[DO THIS]
Isolate every line in the data with the string "Secrétaire" and copy it.

(Part of a data file)

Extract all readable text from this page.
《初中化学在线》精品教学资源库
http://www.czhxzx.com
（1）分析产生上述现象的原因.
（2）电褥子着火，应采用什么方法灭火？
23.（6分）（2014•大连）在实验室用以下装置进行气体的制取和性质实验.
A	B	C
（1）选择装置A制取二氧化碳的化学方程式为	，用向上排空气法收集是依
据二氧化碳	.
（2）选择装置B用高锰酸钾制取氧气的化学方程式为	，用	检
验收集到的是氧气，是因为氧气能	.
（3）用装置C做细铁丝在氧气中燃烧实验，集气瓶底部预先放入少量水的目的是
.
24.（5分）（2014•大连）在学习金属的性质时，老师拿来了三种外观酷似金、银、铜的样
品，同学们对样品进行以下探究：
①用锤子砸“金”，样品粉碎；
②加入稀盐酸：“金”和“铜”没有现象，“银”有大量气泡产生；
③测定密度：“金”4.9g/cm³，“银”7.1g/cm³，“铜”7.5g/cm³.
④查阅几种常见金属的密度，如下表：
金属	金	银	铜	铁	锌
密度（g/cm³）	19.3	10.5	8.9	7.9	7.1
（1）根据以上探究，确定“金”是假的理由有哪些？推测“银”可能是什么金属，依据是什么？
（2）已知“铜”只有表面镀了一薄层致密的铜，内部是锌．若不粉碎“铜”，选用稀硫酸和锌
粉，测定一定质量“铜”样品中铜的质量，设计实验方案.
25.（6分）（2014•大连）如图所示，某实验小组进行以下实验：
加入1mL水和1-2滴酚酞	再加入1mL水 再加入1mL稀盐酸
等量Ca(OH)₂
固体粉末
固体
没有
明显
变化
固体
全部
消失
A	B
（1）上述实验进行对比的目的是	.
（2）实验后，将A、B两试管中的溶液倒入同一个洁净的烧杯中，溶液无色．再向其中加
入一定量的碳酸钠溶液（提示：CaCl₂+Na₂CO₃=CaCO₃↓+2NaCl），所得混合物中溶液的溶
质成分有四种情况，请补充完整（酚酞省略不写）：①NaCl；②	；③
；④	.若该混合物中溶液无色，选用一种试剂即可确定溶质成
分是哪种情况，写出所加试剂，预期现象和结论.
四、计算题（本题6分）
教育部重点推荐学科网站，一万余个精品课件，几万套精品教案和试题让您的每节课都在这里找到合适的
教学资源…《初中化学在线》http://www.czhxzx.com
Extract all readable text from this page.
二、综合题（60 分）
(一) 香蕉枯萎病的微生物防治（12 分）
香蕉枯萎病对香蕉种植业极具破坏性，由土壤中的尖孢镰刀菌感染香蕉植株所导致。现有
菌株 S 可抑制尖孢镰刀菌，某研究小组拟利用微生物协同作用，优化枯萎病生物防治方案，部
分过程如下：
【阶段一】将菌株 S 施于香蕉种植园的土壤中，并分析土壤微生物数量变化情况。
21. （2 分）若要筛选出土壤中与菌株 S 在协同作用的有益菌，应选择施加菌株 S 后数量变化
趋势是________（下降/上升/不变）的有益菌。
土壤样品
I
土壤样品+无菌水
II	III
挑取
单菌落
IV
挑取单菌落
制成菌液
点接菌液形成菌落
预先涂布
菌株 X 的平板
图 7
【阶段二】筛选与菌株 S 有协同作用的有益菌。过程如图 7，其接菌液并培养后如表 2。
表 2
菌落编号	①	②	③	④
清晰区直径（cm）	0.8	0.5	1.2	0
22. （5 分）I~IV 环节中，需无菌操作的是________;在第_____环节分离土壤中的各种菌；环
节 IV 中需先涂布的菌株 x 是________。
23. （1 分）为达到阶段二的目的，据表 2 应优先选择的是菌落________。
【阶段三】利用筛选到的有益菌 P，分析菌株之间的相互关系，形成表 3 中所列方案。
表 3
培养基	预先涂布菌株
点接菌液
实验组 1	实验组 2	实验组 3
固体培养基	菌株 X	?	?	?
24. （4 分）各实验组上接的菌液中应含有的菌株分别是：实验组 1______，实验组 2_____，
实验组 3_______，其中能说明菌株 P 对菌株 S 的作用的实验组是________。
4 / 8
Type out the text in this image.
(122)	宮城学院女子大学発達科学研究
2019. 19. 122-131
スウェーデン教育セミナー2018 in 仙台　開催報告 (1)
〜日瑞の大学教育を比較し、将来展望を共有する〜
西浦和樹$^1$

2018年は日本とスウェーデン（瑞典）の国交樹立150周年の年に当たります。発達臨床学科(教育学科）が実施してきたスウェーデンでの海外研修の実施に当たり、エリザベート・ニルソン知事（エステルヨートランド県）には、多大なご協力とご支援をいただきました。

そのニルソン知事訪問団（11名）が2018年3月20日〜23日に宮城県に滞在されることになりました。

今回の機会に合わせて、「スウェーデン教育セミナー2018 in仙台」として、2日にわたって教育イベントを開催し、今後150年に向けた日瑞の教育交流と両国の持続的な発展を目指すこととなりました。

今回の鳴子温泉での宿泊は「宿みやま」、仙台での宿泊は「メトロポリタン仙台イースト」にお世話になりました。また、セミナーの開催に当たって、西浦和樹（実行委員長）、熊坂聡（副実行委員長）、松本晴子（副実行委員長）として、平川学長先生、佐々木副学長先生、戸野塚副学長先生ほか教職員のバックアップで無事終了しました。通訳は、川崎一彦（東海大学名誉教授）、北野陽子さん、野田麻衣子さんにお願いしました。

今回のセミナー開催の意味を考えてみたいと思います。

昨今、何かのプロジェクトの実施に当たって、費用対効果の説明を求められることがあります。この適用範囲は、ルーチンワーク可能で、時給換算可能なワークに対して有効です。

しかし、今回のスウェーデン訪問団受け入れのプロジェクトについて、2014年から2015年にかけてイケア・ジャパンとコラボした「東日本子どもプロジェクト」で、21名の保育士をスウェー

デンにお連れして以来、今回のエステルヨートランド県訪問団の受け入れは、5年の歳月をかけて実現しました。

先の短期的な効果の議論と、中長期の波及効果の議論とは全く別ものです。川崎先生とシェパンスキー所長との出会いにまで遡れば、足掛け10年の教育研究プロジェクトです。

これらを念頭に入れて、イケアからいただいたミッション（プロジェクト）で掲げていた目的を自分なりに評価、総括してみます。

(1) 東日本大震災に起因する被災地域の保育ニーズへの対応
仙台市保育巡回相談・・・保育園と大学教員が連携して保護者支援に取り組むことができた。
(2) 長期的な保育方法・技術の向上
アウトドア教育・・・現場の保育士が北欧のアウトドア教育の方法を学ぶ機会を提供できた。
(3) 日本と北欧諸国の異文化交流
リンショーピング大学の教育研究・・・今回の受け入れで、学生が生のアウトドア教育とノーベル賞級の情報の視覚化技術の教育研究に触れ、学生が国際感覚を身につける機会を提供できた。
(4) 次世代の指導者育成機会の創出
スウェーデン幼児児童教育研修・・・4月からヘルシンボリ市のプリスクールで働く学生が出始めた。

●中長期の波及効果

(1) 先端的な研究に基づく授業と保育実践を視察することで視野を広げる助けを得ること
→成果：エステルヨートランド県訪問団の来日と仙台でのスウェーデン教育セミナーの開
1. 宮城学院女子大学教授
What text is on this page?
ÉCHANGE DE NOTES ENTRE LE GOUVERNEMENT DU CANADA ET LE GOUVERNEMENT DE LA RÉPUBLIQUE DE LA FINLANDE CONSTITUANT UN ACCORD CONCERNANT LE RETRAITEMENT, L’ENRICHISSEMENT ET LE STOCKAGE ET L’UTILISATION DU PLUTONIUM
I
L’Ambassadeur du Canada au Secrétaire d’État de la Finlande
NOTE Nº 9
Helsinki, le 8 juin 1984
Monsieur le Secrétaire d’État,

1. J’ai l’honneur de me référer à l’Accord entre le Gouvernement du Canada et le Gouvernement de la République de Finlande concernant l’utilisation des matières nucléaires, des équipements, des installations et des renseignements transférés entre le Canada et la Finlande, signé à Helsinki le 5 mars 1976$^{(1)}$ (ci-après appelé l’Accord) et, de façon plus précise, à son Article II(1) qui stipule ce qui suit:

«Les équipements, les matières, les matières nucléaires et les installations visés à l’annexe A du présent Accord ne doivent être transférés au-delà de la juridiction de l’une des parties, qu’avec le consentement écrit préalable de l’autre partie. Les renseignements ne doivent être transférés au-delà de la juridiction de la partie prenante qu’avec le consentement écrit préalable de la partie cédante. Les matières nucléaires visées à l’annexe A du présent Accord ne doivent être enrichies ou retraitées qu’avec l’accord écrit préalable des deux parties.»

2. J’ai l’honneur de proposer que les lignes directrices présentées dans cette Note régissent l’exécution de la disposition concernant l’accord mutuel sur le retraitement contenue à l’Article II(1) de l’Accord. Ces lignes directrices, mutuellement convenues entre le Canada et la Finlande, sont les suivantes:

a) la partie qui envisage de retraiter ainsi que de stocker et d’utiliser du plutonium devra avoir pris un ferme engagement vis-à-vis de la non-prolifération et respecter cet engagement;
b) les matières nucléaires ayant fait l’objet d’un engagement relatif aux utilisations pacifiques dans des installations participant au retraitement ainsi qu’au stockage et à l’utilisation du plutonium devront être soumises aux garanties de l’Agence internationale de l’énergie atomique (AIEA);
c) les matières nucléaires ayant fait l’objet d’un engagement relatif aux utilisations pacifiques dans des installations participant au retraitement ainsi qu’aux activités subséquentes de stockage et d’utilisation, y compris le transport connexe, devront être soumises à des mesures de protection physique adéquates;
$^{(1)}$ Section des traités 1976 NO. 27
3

[RESULT FOR THIS EXERCISE]
L’Ambassadeur du Canada au Secrétaire d’État de la Finlande
Monsieur le Secrétaire d’État,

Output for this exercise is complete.